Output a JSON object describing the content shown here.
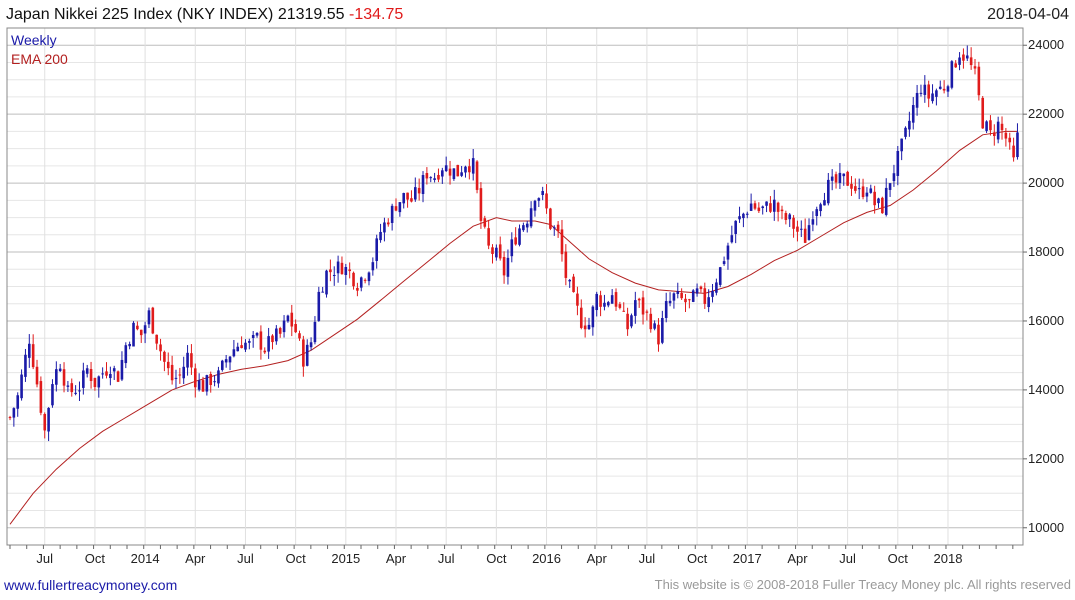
{
  "header": {
    "title": "Japan Nikkei 225 Index (NKY INDEX) 21319.55",
    "change": "-134.75",
    "change_color": "#e01b1b",
    "date": "2018-04-04"
  },
  "legend": {
    "weekly": "Weekly",
    "weekly_color": "#1a1aa8",
    "ema": "EMA 200",
    "ema_color": "#b32020"
  },
  "footer": {
    "left": "www.fullertreacymoney.com",
    "right": "This website is © 2008-2018 Fuller Treacy Money plc. All rights reserved"
  },
  "chart_data": {
    "type": "candlestick",
    "title": "Japan Nikkei 225 Index (NKY INDEX)",
    "ylim": [
      9500,
      24500
    ],
    "y_ticks": [
      10000,
      12000,
      14000,
      16000,
      18000,
      20000,
      22000,
      24000
    ],
    "x_labels": [
      "Jul",
      "Oct",
      "2014",
      "Apr",
      "Jul",
      "Oct",
      "2015",
      "Apr",
      "Jul",
      "Oct",
      "2016",
      "Apr",
      "Jul",
      "Oct",
      "2017",
      "Apr",
      "Jul",
      "Oct",
      "2018"
    ],
    "x_label_weeks": [
      9,
      22,
      35,
      48,
      61,
      74,
      87,
      100,
      113,
      126,
      139,
      152,
      165,
      178,
      191,
      204,
      217,
      230,
      243
    ],
    "week_count": 262,
    "up_color": "#1a1aa8",
    "down_color": "#e01b1b",
    "close_points": [
      [
        0,
        13200
      ],
      [
        2,
        13800
      ],
      [
        5,
        15500
      ],
      [
        7,
        14200
      ],
      [
        9,
        12800
      ],
      [
        11,
        14300
      ],
      [
        13,
        14800
      ],
      [
        15,
        13900
      ],
      [
        18,
        14100
      ],
      [
        20,
        14600
      ],
      [
        22,
        14200
      ],
      [
        24,
        14500
      ],
      [
        26,
        14700
      ],
      [
        28,
        14400
      ],
      [
        30,
        15300
      ],
      [
        32,
        15800
      ],
      [
        34,
        15600
      ],
      [
        36,
        16200
      ],
      [
        38,
        15500
      ],
      [
        40,
        14800
      ],
      [
        42,
        14300
      ],
      [
        44,
        14400
      ],
      [
        46,
        15000
      ],
      [
        48,
        14300
      ],
      [
        50,
        14100
      ],
      [
        52,
        14300
      ],
      [
        54,
        14400
      ],
      [
        56,
        14900
      ],
      [
        58,
        15200
      ],
      [
        60,
        15400
      ],
      [
        62,
        15300
      ],
      [
        64,
        15500
      ],
      [
        66,
        15200
      ],
      [
        68,
        15500
      ],
      [
        70,
        15600
      ],
      [
        72,
        16100
      ],
      [
        74,
        15700
      ],
      [
        76,
        14900
      ],
      [
        78,
        15400
      ],
      [
        80,
        16800
      ],
      [
        82,
        17400
      ],
      [
        84,
        17500
      ],
      [
        86,
        17600
      ],
      [
        88,
        17400
      ],
      [
        90,
        17100
      ],
      [
        92,
        17400
      ],
      [
        94,
        17800
      ],
      [
        96,
        18600
      ],
      [
        98,
        19000
      ],
      [
        100,
        19400
      ],
      [
        102,
        19600
      ],
      [
        104,
        19500
      ],
      [
        106,
        19800
      ],
      [
        108,
        20300
      ],
      [
        110,
        20200
      ],
      [
        112,
        20500
      ],
      [
        114,
        20400
      ],
      [
        116,
        20300
      ],
      [
        118,
        20600
      ],
      [
        120,
        20500
      ],
      [
        122,
        18900
      ],
      [
        124,
        18100
      ],
      [
        126,
        17900
      ],
      [
        128,
        17400
      ],
      [
        130,
        18200
      ],
      [
        132,
        18700
      ],
      [
        134,
        19000
      ],
      [
        136,
        19700
      ],
      [
        138,
        19600
      ],
      [
        140,
        18800
      ],
      [
        142,
        18500
      ],
      [
        144,
        17300
      ],
      [
        146,
        16600
      ],
      [
        148,
        16000
      ],
      [
        150,
        15900
      ],
      [
        152,
        16700
      ],
      [
        154,
        16500
      ],
      [
        156,
        16800
      ],
      [
        158,
        16300
      ],
      [
        160,
        15800
      ],
      [
        162,
        16600
      ],
      [
        164,
        16300
      ],
      [
        166,
        16000
      ],
      [
        168,
        15500
      ],
      [
        170,
        16400
      ],
      [
        172,
        16700
      ],
      [
        174,
        16600
      ],
      [
        176,
        16500
      ],
      [
        178,
        16800
      ],
      [
        180,
        16600
      ],
      [
        182,
        17000
      ],
      [
        184,
        17500
      ],
      [
        186,
        18200
      ],
      [
        188,
        18800
      ],
      [
        190,
        19100
      ],
      [
        192,
        19400
      ],
      [
        194,
        19200
      ],
      [
        196,
        19300
      ],
      [
        198,
        19400
      ],
      [
        200,
        19000
      ],
      [
        202,
        18900
      ],
      [
        204,
        18600
      ],
      [
        206,
        18400
      ],
      [
        208,
        19200
      ],
      [
        210,
        19600
      ],
      [
        212,
        19900
      ],
      [
        214,
        20000
      ],
      [
        216,
        20100
      ],
      [
        218,
        20000
      ],
      [
        220,
        19700
      ],
      [
        222,
        19900
      ],
      [
        224,
        19400
      ],
      [
        226,
        19300
      ],
      [
        228,
        20100
      ],
      [
        230,
        20700
      ],
      [
        232,
        21400
      ],
      [
        234,
        22200
      ],
      [
        236,
        22800
      ],
      [
        238,
        22500
      ],
      [
        240,
        22700
      ],
      [
        242,
        22800
      ],
      [
        244,
        23300
      ],
      [
        246,
        23800
      ],
      [
        248,
        23600
      ],
      [
        250,
        23100
      ],
      [
        252,
        21800
      ],
      [
        254,
        21400
      ],
      [
        256,
        21700
      ],
      [
        258,
        21300
      ],
      [
        260,
        20600
      ],
      [
        261,
        21320
      ]
    ],
    "ema_points": [
      [
        0,
        10100
      ],
      [
        6,
        11000
      ],
      [
        12,
        11700
      ],
      [
        18,
        12300
      ],
      [
        24,
        12800
      ],
      [
        30,
        13200
      ],
      [
        36,
        13600
      ],
      [
        42,
        14000
      ],
      [
        48,
        14250
      ],
      [
        54,
        14450
      ],
      [
        60,
        14600
      ],
      [
        66,
        14700
      ],
      [
        72,
        14850
      ],
      [
        78,
        15150
      ],
      [
        84,
        15600
      ],
      [
        90,
        16050
      ],
      [
        96,
        16600
      ],
      [
        102,
        17150
      ],
      [
        108,
        17700
      ],
      [
        114,
        18250
      ],
      [
        120,
        18750
      ],
      [
        126,
        19000
      ],
      [
        130,
        18900
      ],
      [
        136,
        18900
      ],
      [
        140,
        18800
      ],
      [
        144,
        18400
      ],
      [
        150,
        17800
      ],
      [
        156,
        17400
      ],
      [
        162,
        17100
      ],
      [
        168,
        16900
      ],
      [
        174,
        16850
      ],
      [
        180,
        16800
      ],
      [
        186,
        17000
      ],
      [
        192,
        17350
      ],
      [
        198,
        17750
      ],
      [
        204,
        18050
      ],
      [
        210,
        18450
      ],
      [
        216,
        18850
      ],
      [
        222,
        19150
      ],
      [
        228,
        19350
      ],
      [
        234,
        19800
      ],
      [
        240,
        20350
      ],
      [
        246,
        20950
      ],
      [
        252,
        21400
      ],
      [
        258,
        21500
      ],
      [
        261,
        21500
      ]
    ]
  }
}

====================

**EXERCISE INSTRUCTIONS**
Using the data above, copy each line that contains "Japan".

**SOLUTION**
    "title": "Japan Nikkei 225 Index (NKY INDEX) 21319.55",
    "title": "Japan Nikkei 225 Index (NKY INDEX)",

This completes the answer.